__Exercise requirements__.
In your copy, leave out the pictures and repeat the entries below exactly.

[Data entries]
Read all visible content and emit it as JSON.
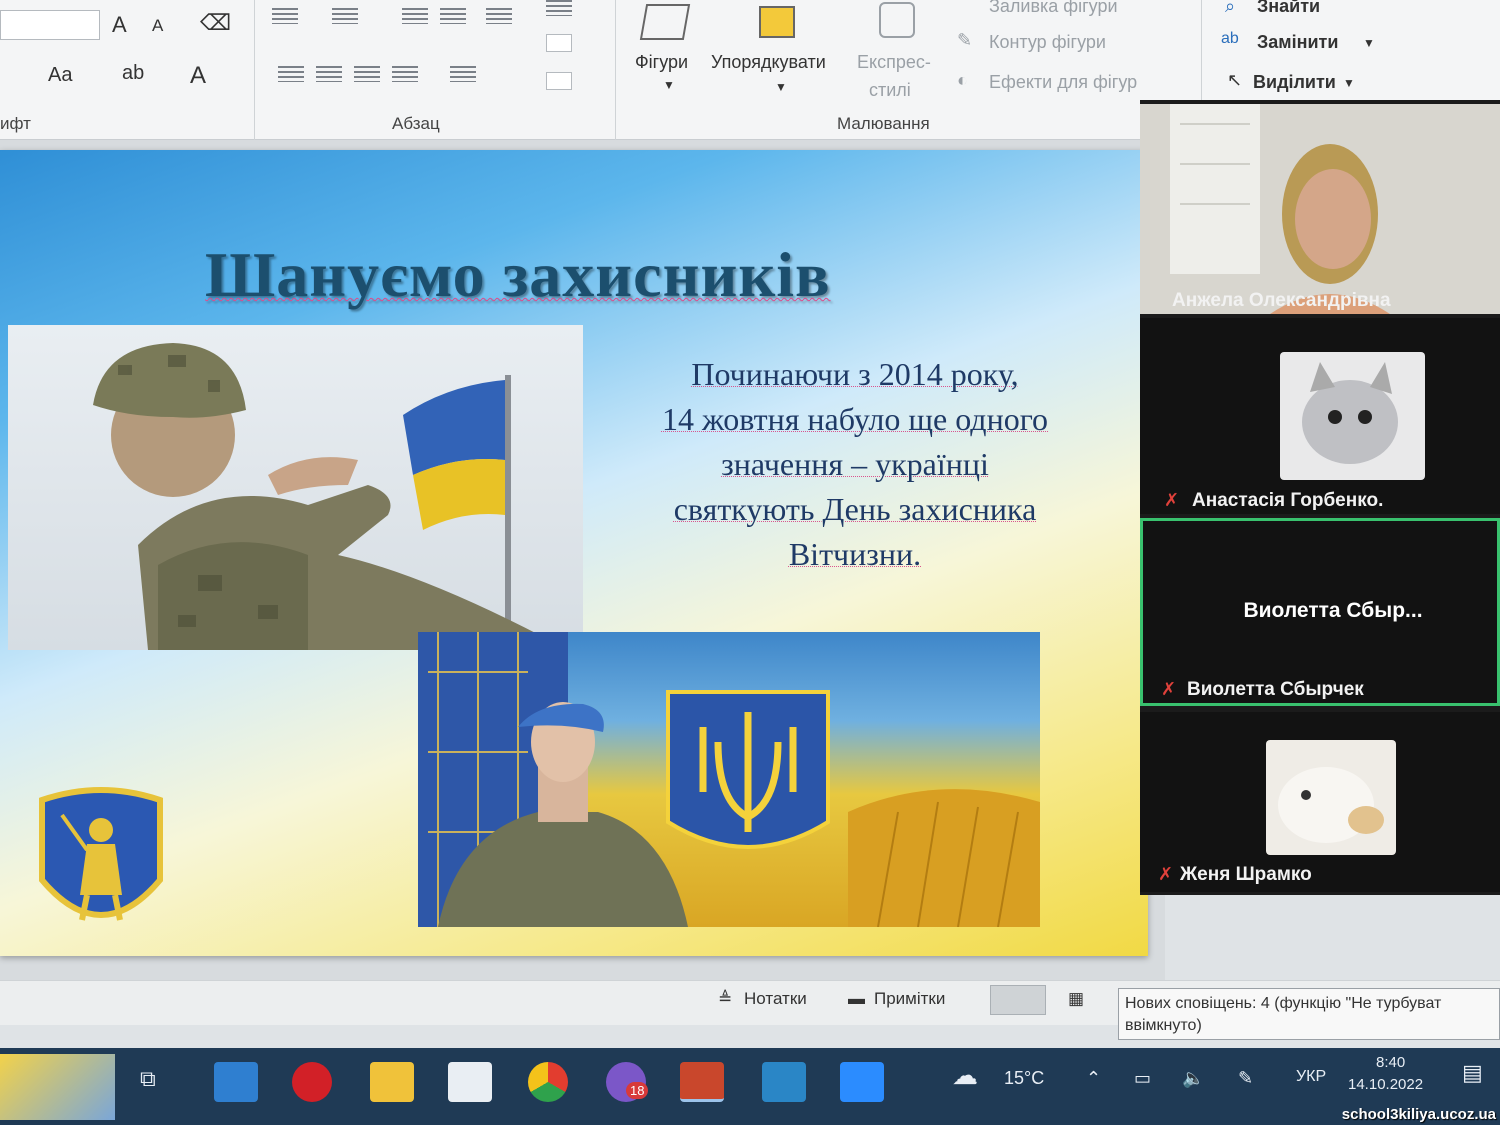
{
  "ribbon": {
    "font_group_label": "ифт",
    "paragraph_group_label": "Абзац",
    "drawing_group_label": "Малювання",
    "shapes_label": "Фігури",
    "arrange_label": "Упорядкувати",
    "quick_styles_label_1": "Експрес-",
    "quick_styles_label_2": "стилі",
    "shape_fill_label": "Заливка фігури",
    "shape_outline_label": "Контур фігури",
    "shape_effects_label": "Ефекти для фігур",
    "find_label": "Знайти",
    "replace_label": "Замінити",
    "select_label": "Виділити",
    "font_size_up": "A",
    "font_size_down": "A",
    "change_case": "Aa",
    "font_color": "A"
  },
  "slide": {
    "title": "Шануємо захисників",
    "text_lines": [
      "Починаючи з 2014 року,",
      "14 жовтня набуло ще одного",
      "значення – українці",
      "святкують День захисника",
      "Вітчизни."
    ]
  },
  "participants": [
    {
      "name": "Анжела Олександрівна",
      "muted": false
    },
    {
      "name": "Анастасія Горбенко.",
      "muted": true
    },
    {
      "name": "Виолетта Сбырчек",
      "center_label": "Виолетта  Сбыр...",
      "muted": true
    },
    {
      "name": "Женя Шрамко",
      "muted": true
    }
  ],
  "statusbar": {
    "notes_label": "Нотатки",
    "comments_label": "Примітки"
  },
  "notification": {
    "text": "Нових сповіщень: 4 (функцію \"Не турбуват ввімкнуто)"
  },
  "taskbar": {
    "viber_badge": "18",
    "weather": "15°C",
    "language": "УКР",
    "time": "8:40",
    "date": "14.10.2022"
  },
  "watermark": "school3kiliya.ucoz.ua",
  "colors": {
    "flag_blue": "#2f6fd0",
    "flag_yellow": "#f2cf2a",
    "panel_bg": "#1b1b1b",
    "active_speaker": "#39c16e",
    "taskbar": "#1f3a55"
  }
}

__Result__.
Read all visible content and emit it as JSON.
{
  "ribbon": {
    "font_group_label": "ифт",
    "paragraph_group_label": "Абзац",
    "drawing_group_label": "Малювання",
    "shapes_label": "Фігури",
    "arrange_label": "Упорядкувати",
    "quick_styles_label_1": "Експрес-",
    "quick_styles_label_2": "стилі",
    "shape_fill_label": "Заливка фігури",
    "shape_outline_label": "Контур фігури",
    "shape_effects_label": "Ефекти для фігур",
    "find_label": "Знайти",
    "replace_label": "Замінити",
    "select_label": "Виділити",
    "font_size_up": "A",
    "font_size_down": "A",
    "change_case": "Aa",
    "font_color": "A"
  },
  "slide": {
    "title": "Шануємо захисників",
    "text_lines": [
      "Починаючи з 2014 року,",
      "14 жовтня набуло ще одного",
      "значення – українці",
      "святкують День захисника",
      "Вітчизни."
    ]
  },
  "participants": [
    {
      "name": "Анжела Олександрівна",
      "muted": false
    },
    {
      "name": "Анастасія Горбенко.",
      "muted": true
    },
    {
      "name": "Виолетта Сбырчек",
      "center_label": "Виолетта  Сбыр...",
      "muted": true
    },
    {
      "name": "Женя Шрамко",
      "muted": true
    }
  ],
  "statusbar": {
    "notes_label": "Нотатки",
    "comments_label": "Примітки"
  },
  "notification": {
    "text": "Нових сповіщень: 4 (функцію \"Не турбуват ввімкнуто)"
  },
  "taskbar": {
    "viber_badge": "18",
    "weather": "15°C",
    "language": "УКР",
    "time": "8:40",
    "date": "14.10.2022"
  },
  "watermark": "school3kiliya.ucoz.ua",
  "colors": {
    "flag_blue": "#2f6fd0",
    "flag_yellow": "#f2cf2a",
    "panel_bg": "#1b1b1b",
    "active_speaker": "#39c16e",
    "taskbar": "#1f3a55"
  }
}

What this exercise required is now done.